>> Start LISTED ENTRIES
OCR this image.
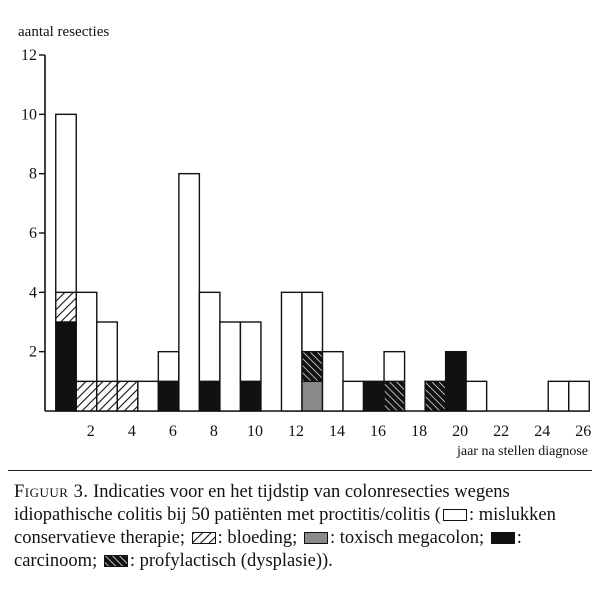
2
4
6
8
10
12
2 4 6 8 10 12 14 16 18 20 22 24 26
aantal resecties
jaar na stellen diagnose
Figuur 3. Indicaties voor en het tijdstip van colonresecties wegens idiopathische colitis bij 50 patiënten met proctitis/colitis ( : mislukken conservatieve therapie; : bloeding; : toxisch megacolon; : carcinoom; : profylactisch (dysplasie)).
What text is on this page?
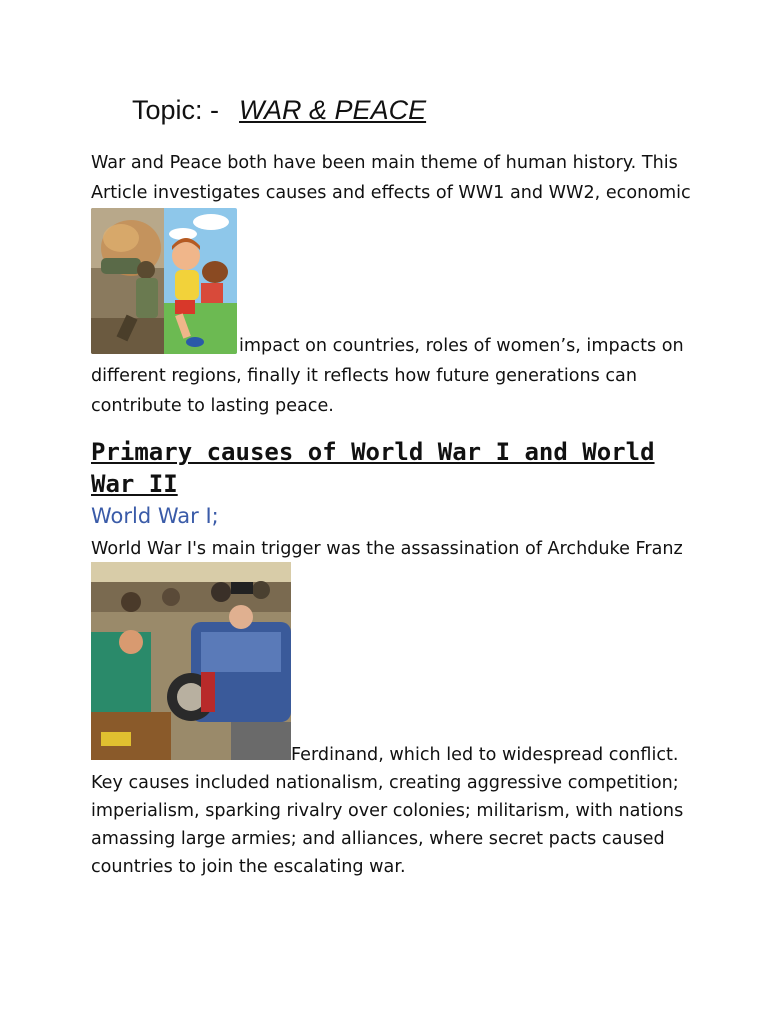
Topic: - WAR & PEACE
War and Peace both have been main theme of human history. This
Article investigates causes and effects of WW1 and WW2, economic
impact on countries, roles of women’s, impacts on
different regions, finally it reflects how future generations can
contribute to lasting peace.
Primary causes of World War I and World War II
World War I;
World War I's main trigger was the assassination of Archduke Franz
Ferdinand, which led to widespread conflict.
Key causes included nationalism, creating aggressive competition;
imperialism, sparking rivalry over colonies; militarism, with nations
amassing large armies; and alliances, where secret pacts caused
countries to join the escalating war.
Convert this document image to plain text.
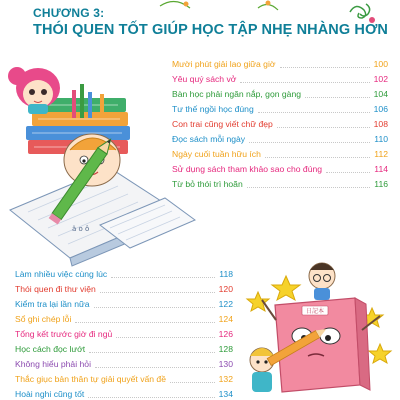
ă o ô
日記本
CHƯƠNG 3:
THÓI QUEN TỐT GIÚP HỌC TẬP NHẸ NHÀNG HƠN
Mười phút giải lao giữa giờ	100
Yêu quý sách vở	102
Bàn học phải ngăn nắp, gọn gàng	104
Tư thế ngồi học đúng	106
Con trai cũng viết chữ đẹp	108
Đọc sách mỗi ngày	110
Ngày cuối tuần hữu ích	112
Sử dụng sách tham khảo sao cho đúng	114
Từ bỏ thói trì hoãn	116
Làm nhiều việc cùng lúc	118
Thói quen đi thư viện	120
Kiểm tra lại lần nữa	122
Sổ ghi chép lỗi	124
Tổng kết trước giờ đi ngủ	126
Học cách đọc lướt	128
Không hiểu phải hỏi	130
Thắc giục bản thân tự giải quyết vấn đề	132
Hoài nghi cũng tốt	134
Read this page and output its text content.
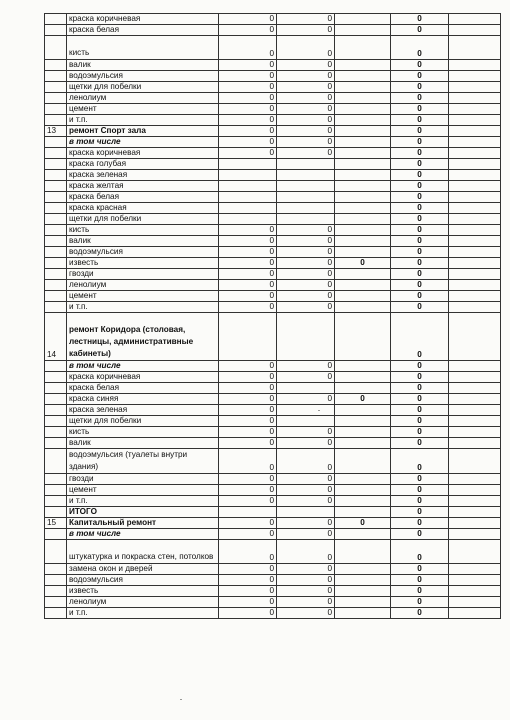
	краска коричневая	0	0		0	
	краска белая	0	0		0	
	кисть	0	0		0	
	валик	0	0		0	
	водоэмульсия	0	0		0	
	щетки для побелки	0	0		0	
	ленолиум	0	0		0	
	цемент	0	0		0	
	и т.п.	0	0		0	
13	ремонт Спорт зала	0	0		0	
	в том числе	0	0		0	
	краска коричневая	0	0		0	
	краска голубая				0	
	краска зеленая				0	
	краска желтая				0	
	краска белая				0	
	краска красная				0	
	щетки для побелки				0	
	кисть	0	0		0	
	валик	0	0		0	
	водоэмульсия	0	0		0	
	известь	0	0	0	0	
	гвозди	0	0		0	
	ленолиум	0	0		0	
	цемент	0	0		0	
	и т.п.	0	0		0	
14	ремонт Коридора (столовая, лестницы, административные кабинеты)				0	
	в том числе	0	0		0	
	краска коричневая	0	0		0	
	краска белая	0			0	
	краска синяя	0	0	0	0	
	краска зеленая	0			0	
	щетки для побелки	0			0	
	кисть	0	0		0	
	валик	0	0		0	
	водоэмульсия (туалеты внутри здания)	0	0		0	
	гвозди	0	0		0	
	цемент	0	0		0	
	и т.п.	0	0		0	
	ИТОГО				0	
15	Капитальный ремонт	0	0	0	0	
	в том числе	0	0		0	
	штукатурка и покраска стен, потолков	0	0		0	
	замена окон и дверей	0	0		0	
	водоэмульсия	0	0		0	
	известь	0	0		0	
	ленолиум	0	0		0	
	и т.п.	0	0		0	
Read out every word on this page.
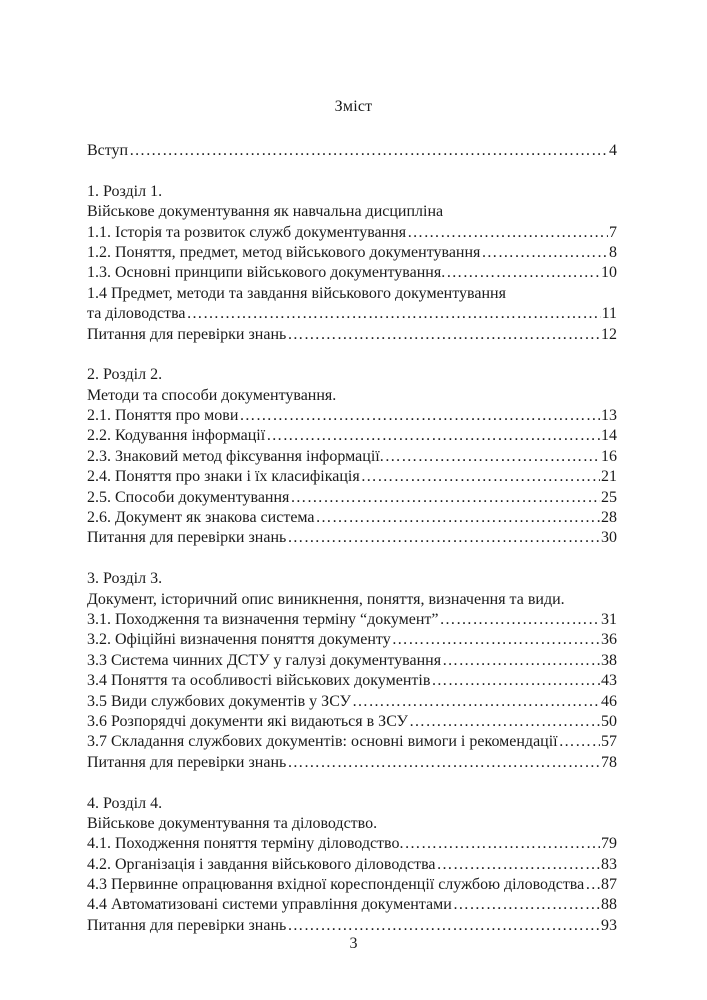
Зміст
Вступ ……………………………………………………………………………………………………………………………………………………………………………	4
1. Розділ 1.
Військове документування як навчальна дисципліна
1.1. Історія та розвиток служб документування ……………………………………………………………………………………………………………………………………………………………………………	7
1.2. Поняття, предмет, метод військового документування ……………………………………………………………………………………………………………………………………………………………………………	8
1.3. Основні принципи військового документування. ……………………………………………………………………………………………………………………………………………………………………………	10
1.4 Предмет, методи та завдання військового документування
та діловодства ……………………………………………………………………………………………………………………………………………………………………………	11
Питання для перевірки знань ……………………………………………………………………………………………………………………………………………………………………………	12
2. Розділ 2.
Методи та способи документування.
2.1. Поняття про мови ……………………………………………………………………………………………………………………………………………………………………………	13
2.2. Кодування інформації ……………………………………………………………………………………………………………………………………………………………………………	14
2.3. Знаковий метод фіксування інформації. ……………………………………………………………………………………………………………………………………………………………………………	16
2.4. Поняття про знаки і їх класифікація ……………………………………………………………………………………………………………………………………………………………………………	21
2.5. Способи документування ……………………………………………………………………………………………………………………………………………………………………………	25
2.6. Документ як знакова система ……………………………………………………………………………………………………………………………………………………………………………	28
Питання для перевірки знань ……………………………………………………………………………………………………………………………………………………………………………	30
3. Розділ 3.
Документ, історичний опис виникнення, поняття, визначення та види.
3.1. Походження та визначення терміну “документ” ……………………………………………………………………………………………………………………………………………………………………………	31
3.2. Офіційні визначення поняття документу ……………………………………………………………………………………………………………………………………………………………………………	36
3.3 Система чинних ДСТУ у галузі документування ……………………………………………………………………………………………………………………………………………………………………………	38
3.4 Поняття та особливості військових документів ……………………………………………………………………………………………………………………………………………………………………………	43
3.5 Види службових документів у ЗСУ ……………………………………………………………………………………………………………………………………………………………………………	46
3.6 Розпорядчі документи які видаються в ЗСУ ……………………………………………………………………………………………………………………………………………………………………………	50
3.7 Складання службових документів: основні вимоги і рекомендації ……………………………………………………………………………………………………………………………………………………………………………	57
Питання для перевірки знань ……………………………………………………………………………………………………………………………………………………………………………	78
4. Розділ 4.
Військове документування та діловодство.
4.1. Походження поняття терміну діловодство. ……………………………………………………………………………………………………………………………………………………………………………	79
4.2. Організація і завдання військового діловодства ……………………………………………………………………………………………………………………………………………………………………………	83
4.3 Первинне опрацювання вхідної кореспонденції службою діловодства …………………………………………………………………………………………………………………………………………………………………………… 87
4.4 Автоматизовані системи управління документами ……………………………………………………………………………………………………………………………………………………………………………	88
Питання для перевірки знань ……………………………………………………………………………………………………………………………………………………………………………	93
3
>> End LISTED ENTRIES
>> Start LISTED ENTRIES
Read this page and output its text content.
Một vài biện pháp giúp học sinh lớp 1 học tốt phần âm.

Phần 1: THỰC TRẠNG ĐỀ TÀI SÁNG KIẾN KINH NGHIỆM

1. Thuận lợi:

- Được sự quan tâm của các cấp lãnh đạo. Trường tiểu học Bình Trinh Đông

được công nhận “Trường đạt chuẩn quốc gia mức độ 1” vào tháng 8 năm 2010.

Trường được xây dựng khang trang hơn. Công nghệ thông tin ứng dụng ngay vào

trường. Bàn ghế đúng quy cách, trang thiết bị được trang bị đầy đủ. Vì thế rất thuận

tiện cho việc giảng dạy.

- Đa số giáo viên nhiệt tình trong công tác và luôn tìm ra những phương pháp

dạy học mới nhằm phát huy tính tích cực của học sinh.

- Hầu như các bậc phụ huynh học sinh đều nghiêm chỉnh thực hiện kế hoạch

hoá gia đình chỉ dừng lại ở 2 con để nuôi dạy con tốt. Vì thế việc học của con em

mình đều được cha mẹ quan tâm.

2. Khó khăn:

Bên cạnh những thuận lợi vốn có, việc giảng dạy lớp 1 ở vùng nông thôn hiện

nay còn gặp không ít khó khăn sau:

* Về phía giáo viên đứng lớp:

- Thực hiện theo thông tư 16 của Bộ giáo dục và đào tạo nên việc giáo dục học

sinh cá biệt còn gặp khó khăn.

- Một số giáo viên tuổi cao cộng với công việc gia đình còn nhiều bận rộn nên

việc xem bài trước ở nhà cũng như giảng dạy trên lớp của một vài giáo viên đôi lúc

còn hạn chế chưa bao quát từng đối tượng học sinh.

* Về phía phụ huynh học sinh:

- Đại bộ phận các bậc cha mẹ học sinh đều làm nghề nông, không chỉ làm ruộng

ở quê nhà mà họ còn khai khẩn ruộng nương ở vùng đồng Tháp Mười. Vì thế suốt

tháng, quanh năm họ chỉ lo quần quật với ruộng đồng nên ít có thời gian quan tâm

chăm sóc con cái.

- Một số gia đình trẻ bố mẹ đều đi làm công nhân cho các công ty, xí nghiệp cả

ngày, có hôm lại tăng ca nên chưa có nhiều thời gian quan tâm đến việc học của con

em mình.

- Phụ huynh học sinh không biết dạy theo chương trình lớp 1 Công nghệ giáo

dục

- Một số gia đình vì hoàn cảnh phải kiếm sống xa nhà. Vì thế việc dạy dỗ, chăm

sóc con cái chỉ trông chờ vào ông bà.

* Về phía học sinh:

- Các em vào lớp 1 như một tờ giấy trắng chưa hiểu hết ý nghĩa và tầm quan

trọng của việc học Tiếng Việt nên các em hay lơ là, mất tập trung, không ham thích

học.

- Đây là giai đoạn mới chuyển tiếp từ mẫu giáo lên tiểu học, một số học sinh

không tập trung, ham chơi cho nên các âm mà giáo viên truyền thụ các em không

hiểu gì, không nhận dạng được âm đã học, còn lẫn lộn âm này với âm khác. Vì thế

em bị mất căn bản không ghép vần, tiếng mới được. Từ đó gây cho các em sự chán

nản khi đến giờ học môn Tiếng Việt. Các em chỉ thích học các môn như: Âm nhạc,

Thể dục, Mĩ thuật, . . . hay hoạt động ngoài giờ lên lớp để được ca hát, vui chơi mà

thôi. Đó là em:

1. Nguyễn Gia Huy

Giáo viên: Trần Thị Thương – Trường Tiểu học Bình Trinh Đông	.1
>> End LISTED ENTRIES
>> Start LISTED ENTRIES
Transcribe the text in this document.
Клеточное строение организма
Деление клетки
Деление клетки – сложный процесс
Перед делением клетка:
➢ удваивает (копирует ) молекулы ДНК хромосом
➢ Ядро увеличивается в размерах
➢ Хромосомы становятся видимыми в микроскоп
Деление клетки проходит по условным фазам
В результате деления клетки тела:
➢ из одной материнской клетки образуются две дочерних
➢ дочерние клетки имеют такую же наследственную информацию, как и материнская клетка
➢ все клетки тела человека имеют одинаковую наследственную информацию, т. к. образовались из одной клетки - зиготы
>> End LISTED ENTRIES
#### EXERCISE TASK
Pick out every line above that contains the word "наследственную" and copy it.

#### EXPECTED ANSWER
➢ дочерние клетки имеют такую же наследственную информацию, как и материнская клетка
➢ все клетки тела человека имеют одинаковую наследственную информацию, т. к. образовались из одной клетки - зиготы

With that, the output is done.